#### STATED PROBLEM
Pick out the lines containing "ماشين".

--- DATA IN THIS EXERCISE ---

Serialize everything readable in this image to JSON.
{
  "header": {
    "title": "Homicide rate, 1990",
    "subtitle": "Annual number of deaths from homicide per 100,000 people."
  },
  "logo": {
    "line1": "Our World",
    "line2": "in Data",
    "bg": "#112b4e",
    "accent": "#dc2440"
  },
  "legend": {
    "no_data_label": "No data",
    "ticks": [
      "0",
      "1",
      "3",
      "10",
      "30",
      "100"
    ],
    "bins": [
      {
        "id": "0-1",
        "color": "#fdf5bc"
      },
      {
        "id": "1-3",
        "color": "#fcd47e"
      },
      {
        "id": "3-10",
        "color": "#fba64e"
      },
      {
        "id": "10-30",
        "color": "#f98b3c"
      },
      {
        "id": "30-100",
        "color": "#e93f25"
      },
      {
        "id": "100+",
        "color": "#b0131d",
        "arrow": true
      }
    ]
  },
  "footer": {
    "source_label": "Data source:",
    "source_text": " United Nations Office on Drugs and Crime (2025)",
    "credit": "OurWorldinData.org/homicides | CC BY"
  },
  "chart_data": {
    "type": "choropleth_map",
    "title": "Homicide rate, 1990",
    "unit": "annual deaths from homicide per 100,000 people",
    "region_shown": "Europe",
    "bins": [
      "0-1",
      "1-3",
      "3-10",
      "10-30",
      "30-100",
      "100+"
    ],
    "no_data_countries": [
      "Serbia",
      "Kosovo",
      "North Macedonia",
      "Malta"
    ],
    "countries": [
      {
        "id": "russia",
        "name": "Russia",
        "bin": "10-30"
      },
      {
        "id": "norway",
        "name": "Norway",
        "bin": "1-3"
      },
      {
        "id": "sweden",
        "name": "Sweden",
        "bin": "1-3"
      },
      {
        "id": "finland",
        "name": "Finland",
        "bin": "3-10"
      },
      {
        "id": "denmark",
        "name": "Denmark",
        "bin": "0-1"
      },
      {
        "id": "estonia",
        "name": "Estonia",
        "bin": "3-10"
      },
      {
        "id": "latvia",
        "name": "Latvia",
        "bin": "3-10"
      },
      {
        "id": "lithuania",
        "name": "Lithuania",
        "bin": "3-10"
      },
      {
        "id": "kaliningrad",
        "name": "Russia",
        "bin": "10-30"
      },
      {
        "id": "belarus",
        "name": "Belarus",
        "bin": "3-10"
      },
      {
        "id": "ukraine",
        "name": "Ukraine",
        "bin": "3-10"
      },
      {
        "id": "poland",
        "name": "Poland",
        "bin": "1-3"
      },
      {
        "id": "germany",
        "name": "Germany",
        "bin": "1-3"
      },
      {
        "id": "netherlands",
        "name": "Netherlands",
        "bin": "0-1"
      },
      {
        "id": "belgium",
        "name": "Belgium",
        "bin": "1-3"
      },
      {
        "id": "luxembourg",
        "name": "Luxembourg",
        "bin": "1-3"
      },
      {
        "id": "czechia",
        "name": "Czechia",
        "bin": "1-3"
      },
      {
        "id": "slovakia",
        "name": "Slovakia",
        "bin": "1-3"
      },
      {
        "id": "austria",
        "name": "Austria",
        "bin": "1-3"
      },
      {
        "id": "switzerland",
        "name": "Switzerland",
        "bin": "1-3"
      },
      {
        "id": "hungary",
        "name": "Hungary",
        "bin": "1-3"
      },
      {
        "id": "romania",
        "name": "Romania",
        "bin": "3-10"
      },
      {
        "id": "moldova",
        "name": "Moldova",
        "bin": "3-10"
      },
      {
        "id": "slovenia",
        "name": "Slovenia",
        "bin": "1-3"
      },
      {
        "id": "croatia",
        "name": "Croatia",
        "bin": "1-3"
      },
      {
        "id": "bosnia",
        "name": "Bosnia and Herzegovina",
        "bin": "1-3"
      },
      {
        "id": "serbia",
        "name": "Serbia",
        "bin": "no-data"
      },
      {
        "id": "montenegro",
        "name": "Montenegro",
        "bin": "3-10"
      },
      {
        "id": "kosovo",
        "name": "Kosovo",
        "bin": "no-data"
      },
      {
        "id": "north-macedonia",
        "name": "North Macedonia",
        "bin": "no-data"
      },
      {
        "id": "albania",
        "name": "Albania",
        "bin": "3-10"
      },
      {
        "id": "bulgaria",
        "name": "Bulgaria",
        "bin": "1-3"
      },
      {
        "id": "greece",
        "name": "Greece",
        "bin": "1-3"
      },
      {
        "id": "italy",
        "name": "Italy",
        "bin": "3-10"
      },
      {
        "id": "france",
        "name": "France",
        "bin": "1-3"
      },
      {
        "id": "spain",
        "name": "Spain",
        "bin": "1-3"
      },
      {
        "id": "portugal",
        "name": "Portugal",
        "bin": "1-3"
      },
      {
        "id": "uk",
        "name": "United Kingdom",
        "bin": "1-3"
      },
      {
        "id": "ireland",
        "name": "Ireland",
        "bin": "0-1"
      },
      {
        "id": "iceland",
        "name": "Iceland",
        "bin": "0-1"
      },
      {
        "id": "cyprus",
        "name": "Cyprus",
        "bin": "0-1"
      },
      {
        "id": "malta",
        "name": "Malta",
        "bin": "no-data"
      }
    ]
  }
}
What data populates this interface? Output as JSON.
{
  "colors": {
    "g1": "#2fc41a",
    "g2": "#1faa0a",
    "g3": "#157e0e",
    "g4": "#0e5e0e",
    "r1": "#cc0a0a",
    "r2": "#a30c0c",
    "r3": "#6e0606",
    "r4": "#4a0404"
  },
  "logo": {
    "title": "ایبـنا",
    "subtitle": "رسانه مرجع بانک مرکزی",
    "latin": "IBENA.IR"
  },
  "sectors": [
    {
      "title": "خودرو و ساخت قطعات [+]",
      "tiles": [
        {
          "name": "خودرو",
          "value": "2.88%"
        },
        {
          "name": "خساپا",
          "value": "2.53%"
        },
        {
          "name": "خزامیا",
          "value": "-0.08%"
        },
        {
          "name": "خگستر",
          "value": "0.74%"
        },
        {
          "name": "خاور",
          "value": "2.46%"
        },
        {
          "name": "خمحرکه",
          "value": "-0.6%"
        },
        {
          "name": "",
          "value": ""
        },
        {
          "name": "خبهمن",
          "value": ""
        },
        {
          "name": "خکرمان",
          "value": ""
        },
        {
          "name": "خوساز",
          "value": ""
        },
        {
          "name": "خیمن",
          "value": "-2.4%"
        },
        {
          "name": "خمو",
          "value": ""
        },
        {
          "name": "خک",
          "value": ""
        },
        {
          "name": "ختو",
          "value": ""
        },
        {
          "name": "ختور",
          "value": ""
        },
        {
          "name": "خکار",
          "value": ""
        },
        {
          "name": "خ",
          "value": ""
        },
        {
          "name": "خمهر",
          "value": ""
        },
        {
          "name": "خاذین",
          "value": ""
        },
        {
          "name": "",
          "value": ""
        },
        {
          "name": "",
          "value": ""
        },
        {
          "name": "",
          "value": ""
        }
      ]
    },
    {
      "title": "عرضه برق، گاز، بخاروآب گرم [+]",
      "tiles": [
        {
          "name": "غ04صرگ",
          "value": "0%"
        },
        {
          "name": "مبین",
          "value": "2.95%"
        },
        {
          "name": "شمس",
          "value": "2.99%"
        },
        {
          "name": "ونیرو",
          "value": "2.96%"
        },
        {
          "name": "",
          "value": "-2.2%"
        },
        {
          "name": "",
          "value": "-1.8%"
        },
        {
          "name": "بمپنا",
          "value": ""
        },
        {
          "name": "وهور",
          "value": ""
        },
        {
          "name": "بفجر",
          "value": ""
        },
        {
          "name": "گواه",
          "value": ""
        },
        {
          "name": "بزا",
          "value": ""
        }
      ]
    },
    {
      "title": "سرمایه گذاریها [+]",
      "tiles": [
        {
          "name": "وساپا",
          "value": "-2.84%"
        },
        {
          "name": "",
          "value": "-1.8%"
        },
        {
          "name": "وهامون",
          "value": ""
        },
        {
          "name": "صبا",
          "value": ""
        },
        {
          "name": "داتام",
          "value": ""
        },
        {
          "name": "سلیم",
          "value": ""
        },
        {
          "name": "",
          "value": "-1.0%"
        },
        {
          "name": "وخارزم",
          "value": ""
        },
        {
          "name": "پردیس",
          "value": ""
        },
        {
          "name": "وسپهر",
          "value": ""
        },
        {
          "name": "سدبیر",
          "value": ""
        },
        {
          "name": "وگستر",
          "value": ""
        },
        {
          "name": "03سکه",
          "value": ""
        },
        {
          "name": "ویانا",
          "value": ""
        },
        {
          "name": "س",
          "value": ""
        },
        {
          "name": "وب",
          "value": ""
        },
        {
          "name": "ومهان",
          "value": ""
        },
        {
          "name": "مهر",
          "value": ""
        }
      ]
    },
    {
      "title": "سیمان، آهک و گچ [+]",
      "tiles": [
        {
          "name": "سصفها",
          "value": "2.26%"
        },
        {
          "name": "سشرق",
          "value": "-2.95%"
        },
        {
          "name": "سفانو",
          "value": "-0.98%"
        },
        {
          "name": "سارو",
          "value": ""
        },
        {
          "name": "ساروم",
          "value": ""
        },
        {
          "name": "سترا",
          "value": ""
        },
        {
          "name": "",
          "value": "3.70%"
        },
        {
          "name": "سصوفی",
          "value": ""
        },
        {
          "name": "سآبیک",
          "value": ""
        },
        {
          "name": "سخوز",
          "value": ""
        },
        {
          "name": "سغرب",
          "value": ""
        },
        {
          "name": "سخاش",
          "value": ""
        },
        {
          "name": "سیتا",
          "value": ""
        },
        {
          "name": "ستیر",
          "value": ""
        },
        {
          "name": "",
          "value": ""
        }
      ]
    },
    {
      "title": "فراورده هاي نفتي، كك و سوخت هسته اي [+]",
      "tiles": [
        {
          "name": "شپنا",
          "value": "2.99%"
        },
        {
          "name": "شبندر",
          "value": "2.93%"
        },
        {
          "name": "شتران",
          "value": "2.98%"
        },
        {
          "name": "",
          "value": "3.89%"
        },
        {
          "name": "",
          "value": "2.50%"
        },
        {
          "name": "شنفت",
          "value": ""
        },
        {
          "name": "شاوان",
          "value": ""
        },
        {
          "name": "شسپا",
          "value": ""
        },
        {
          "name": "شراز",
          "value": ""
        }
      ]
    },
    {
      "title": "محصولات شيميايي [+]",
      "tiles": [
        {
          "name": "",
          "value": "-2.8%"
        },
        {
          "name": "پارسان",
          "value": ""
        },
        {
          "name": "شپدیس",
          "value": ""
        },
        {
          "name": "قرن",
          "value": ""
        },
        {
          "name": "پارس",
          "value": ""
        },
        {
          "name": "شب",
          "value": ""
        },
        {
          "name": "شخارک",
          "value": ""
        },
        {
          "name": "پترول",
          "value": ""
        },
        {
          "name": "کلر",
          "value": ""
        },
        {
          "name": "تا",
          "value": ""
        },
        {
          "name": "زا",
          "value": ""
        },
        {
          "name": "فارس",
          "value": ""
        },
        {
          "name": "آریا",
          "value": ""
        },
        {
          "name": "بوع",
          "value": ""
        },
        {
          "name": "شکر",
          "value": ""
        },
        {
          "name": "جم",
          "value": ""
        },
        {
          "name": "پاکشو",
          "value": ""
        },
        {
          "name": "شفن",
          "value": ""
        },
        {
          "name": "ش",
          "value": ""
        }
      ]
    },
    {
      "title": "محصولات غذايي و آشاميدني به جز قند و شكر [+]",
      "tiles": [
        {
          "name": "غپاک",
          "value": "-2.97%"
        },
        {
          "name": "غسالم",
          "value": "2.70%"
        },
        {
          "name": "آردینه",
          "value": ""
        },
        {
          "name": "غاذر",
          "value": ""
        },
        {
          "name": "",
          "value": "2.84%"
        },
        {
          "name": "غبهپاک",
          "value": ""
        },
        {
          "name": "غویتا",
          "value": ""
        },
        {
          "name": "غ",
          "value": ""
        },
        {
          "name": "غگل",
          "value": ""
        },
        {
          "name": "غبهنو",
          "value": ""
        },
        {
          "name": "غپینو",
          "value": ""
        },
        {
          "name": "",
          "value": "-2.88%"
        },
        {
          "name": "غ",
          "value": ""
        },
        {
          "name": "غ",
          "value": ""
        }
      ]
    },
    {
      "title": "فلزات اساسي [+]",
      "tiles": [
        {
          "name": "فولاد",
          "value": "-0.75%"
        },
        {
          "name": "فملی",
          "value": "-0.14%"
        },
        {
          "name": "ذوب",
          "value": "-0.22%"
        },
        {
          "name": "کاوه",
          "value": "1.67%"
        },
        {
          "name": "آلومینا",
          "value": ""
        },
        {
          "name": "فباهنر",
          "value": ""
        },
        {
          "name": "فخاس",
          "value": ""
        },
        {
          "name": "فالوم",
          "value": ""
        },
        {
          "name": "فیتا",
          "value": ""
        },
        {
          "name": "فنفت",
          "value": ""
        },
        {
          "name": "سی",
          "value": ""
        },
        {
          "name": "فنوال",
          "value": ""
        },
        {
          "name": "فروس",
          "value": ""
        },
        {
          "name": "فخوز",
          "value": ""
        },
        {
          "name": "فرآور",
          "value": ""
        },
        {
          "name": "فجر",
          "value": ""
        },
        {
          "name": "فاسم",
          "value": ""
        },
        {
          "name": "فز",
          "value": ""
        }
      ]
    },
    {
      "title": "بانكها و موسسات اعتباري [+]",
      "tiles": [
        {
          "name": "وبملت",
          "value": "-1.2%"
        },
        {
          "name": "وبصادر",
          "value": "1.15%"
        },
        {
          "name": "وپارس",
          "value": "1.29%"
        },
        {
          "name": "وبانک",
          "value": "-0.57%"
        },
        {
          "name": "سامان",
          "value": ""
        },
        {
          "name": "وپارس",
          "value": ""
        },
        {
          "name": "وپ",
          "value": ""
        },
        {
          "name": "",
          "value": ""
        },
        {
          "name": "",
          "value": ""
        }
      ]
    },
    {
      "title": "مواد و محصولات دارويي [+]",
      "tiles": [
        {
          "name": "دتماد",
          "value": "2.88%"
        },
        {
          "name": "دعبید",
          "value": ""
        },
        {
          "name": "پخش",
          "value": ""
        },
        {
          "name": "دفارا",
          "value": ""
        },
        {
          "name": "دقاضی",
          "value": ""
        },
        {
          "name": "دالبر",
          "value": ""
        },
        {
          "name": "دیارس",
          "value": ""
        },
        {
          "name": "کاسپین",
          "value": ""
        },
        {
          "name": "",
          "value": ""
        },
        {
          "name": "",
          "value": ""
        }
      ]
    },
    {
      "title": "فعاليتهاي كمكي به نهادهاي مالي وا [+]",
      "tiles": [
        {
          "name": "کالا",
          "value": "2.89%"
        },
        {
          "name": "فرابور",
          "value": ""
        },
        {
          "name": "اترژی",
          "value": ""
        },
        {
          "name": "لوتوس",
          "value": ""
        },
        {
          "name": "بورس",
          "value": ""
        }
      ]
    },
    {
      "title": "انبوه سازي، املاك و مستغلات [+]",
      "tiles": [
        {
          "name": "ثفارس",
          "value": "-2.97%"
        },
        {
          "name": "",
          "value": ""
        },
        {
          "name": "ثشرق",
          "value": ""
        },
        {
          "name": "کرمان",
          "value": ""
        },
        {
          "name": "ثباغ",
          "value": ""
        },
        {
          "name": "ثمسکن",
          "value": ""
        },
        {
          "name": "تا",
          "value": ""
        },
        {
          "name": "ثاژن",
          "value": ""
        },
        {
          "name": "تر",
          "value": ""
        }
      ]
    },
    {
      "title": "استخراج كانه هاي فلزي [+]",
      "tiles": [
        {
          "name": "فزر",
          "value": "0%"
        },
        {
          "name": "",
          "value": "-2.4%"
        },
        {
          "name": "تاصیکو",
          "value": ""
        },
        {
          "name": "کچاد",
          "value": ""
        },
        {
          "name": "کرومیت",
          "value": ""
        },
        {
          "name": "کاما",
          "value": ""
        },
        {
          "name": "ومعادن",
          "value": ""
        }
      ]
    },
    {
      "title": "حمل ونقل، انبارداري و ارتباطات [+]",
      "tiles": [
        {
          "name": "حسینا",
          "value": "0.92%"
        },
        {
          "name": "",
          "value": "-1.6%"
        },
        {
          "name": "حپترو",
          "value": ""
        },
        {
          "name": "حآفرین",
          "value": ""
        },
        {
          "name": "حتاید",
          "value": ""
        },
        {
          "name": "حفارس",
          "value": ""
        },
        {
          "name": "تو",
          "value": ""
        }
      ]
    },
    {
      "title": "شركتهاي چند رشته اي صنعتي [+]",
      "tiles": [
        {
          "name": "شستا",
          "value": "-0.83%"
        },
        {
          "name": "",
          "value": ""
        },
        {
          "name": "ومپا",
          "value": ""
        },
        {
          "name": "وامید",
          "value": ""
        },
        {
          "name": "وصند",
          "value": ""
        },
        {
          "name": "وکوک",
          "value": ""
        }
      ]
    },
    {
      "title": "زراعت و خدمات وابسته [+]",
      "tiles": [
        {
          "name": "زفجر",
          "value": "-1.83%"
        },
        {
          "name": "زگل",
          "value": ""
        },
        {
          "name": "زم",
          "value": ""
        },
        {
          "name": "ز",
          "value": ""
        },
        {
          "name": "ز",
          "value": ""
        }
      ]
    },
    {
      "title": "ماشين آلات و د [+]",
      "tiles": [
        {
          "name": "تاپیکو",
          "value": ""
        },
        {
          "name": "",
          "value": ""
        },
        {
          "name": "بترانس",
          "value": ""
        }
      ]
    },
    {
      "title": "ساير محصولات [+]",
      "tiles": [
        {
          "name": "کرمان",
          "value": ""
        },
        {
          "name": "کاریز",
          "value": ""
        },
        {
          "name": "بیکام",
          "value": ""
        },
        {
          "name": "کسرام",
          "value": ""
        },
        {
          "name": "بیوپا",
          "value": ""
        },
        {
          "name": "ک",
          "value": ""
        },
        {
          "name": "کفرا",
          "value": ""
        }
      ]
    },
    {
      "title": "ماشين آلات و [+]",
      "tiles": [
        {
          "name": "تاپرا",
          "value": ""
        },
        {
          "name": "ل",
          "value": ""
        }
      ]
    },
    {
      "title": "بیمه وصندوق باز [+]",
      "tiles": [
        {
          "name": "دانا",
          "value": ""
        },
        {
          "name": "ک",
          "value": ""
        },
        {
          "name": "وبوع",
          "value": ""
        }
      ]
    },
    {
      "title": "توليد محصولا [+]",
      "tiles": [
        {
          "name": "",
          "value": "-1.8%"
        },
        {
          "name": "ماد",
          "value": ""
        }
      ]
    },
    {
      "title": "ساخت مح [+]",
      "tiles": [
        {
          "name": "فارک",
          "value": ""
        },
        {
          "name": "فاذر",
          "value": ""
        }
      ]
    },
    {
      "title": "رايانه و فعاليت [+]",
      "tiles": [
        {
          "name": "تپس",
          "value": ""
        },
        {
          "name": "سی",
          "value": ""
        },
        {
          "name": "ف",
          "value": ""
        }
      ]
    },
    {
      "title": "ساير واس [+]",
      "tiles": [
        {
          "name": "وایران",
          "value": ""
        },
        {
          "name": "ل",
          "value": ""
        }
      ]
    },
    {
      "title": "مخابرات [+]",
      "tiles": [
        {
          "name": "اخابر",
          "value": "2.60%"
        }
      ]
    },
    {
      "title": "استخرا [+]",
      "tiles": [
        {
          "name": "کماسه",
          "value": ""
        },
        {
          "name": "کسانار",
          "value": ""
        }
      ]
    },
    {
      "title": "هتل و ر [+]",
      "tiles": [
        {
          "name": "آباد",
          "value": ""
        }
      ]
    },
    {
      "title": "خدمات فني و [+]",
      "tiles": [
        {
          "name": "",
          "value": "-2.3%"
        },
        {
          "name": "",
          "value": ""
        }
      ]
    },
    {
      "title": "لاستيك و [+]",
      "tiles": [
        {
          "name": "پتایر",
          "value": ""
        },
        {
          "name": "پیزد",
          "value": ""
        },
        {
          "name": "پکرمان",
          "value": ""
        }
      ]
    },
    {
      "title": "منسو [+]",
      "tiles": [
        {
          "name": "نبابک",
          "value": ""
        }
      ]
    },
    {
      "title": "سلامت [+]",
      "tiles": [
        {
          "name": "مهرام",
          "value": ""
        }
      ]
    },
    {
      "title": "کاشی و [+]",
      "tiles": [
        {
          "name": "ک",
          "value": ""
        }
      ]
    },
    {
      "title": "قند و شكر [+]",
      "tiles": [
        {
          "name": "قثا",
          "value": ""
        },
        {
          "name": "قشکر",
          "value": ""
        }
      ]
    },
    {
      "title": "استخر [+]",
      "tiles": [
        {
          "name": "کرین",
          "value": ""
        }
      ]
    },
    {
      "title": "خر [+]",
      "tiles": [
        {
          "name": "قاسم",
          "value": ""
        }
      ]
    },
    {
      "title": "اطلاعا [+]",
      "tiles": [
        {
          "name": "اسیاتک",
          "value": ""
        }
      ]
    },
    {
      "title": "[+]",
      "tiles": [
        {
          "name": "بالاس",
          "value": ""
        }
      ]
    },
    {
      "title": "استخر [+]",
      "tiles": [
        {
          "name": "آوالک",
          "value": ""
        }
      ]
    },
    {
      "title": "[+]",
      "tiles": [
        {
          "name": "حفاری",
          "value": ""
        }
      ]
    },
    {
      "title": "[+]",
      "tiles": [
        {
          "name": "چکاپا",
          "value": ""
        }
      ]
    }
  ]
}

---

#### SOLUTION TO THIS TASK
      "title": "ماشين آلات و د [+]",
      "title": "ماشين آلات و [+]",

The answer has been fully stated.